Transcribe all the entries word for word, skipping the pictures.

══ Task input ══

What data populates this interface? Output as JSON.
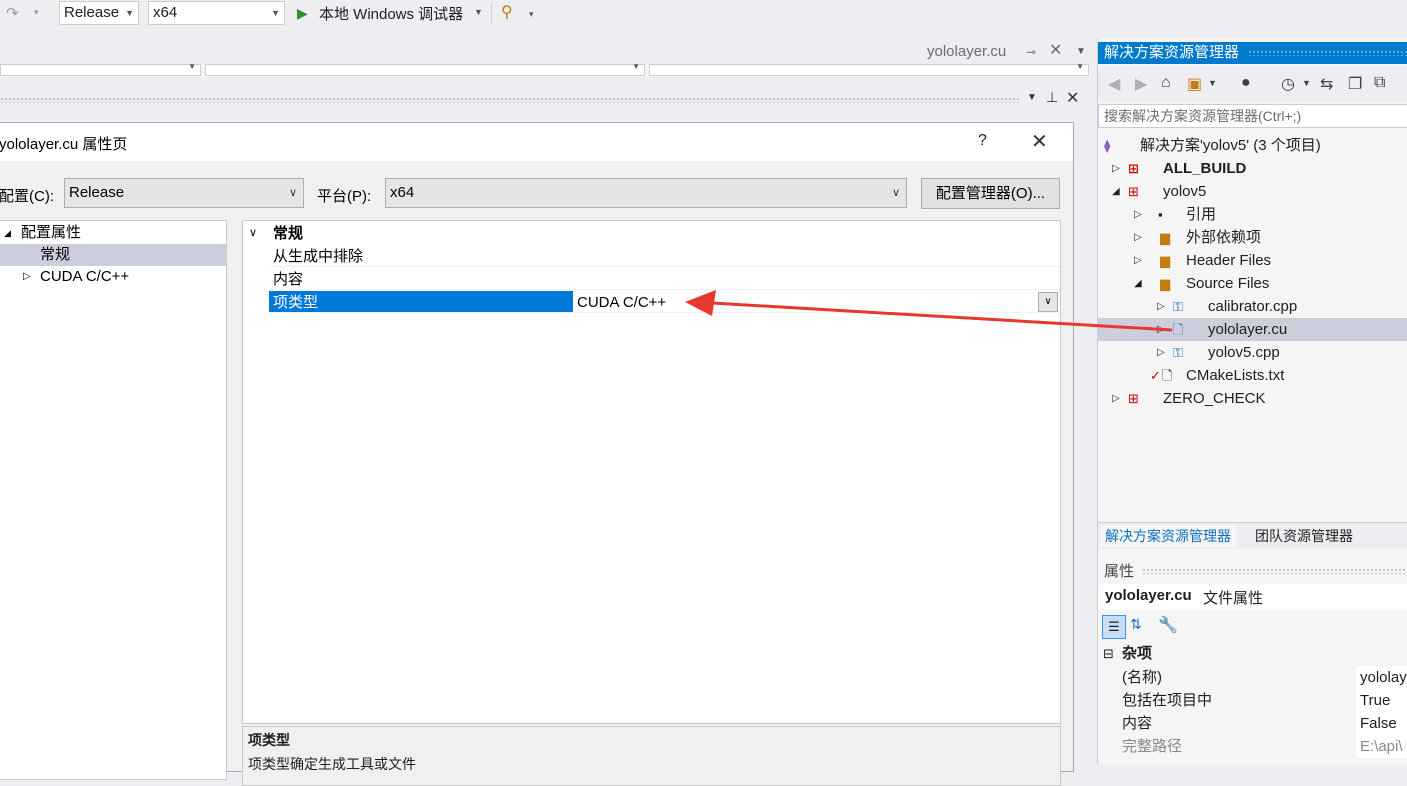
{
  "toolbar": {
    "config_value": "Release",
    "platform_value": "x64",
    "run_label": "本地 Windows 调试器"
  },
  "doc_tab": {
    "title": "yololayer.cu"
  },
  "dialog": {
    "title": "yololayer.cu 属性页",
    "help": "?",
    "config_label": "配置(C):",
    "config_value": "Release",
    "platform_label": "平台(P):",
    "platform_value": "x64",
    "config_manager_button": "配置管理器(O)...",
    "tree": [
      {
        "label": "配置属性",
        "expander": "◢"
      },
      {
        "label": "常规",
        "expander": ""
      },
      {
        "label": "CUDA C/C++",
        "expander": "▷"
      }
    ],
    "grid": {
      "category": "常规",
      "rows": [
        {
          "name": "从生成中排除",
          "value": ""
        },
        {
          "name": "内容",
          "value": ""
        },
        {
          "name": "项类型",
          "value": "CUDA C/C++"
        }
      ]
    },
    "description": {
      "title": "项类型",
      "text": "项类型确定生成工具或文件"
    }
  },
  "solution_explorer": {
    "title": "解决方案资源管理器",
    "search_placeholder": "搜索解决方案资源管理器(Ctrl+;)",
    "items": [
      {
        "label": "解决方案'yolov5' (3 个项目)"
      },
      {
        "label": "ALL_BUILD"
      },
      {
        "label": "yolov5"
      },
      {
        "label": "引用"
      },
      {
        "label": "外部依赖项"
      },
      {
        "label": "Header Files"
      },
      {
        "label": "Source Files"
      },
      {
        "label": "calibrator.cpp"
      },
      {
        "label": "yololayer.cu"
      },
      {
        "label": "yolov5.cpp"
      },
      {
        "label": "CMakeLists.txt"
      },
      {
        "label": "ZERO_CHECK"
      }
    ],
    "tabs": [
      "解决方案资源管理器",
      "团队资源管理器"
    ]
  },
  "properties": {
    "title": "属性",
    "object_name": "yololayer.cu",
    "object_type": "文件属性",
    "category": "杂项",
    "rows": [
      {
        "name": "(名称)",
        "value": "yololay"
      },
      {
        "name": "包括在项目中",
        "value": "True"
      },
      {
        "name": "内容",
        "value": "False"
      },
      {
        "name": "完整路径",
        "value": "E:\\api\\"
      }
    ]
  },
  "colors": {
    "accent": "#007acc",
    "selection": "#0078d7",
    "arrow": "#e8382e"
  }
}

═══

Correct response:
What data populates this interface? Output as JSON.
{
  "toolbar": {
    "config_value": "Release",
    "platform_value": "x64",
    "run_label": "本地 Windows 调试器"
  },
  "doc_tab": {
    "title": "yololayer.cu"
  },
  "dialog": {
    "title": "yololayer.cu 属性页",
    "help": "?",
    "config_label": "配置(C):",
    "config_value": "Release",
    "platform_label": "平台(P):",
    "platform_value": "x64",
    "config_manager_button": "配置管理器(O)...",
    "tree": [
      {
        "label": "配置属性",
        "expander": "◢"
      },
      {
        "label": "常规",
        "expander": ""
      },
      {
        "label": "CUDA C/C++",
        "expander": "▷"
      }
    ],
    "grid": {
      "category": "常规",
      "rows": [
        {
          "name": "从生成中排除",
          "value": ""
        },
        {
          "name": "内容",
          "value": ""
        },
        {
          "name": "项类型",
          "value": "CUDA C/C++"
        }
      ]
    },
    "description": {
      "title": "项类型",
      "text": "项类型确定生成工具或文件"
    }
  },
  "solution_explorer": {
    "title": "解决方案资源管理器",
    "search_placeholder": "搜索解决方案资源管理器(Ctrl+;)",
    "items": [
      {
        "label": "解决方案'yolov5' (3 个项目)"
      },
      {
        "label": "ALL_BUILD"
      },
      {
        "label": "yolov5"
      },
      {
        "label": "引用"
      },
      {
        "label": "外部依赖项"
      },
      {
        "label": "Header Files"
      },
      {
        "label": "Source Files"
      },
      {
        "label": "calibrator.cpp"
      },
      {
        "label": "yololayer.cu"
      },
      {
        "label": "yolov5.cpp"
      },
      {
        "label": "CMakeLists.txt"
      },
      {
        "label": "ZERO_CHECK"
      }
    ],
    "tabs": [
      "解决方案资源管理器",
      "团队资源管理器"
    ]
  },
  "properties": {
    "title": "属性",
    "object_name": "yololayer.cu",
    "object_type": "文件属性",
    "category": "杂项",
    "rows": [
      {
        "name": "(名称)",
        "value": "yololay"
      },
      {
        "name": "包括在项目中",
        "value": "True"
      },
      {
        "name": "内容",
        "value": "False"
      },
      {
        "name": "完整路径",
        "value": "E:\\api\\"
      }
    ]
  },
  "colors": {
    "accent": "#007acc",
    "selection": "#0078d7",
    "arrow": "#e8382e"
  }
}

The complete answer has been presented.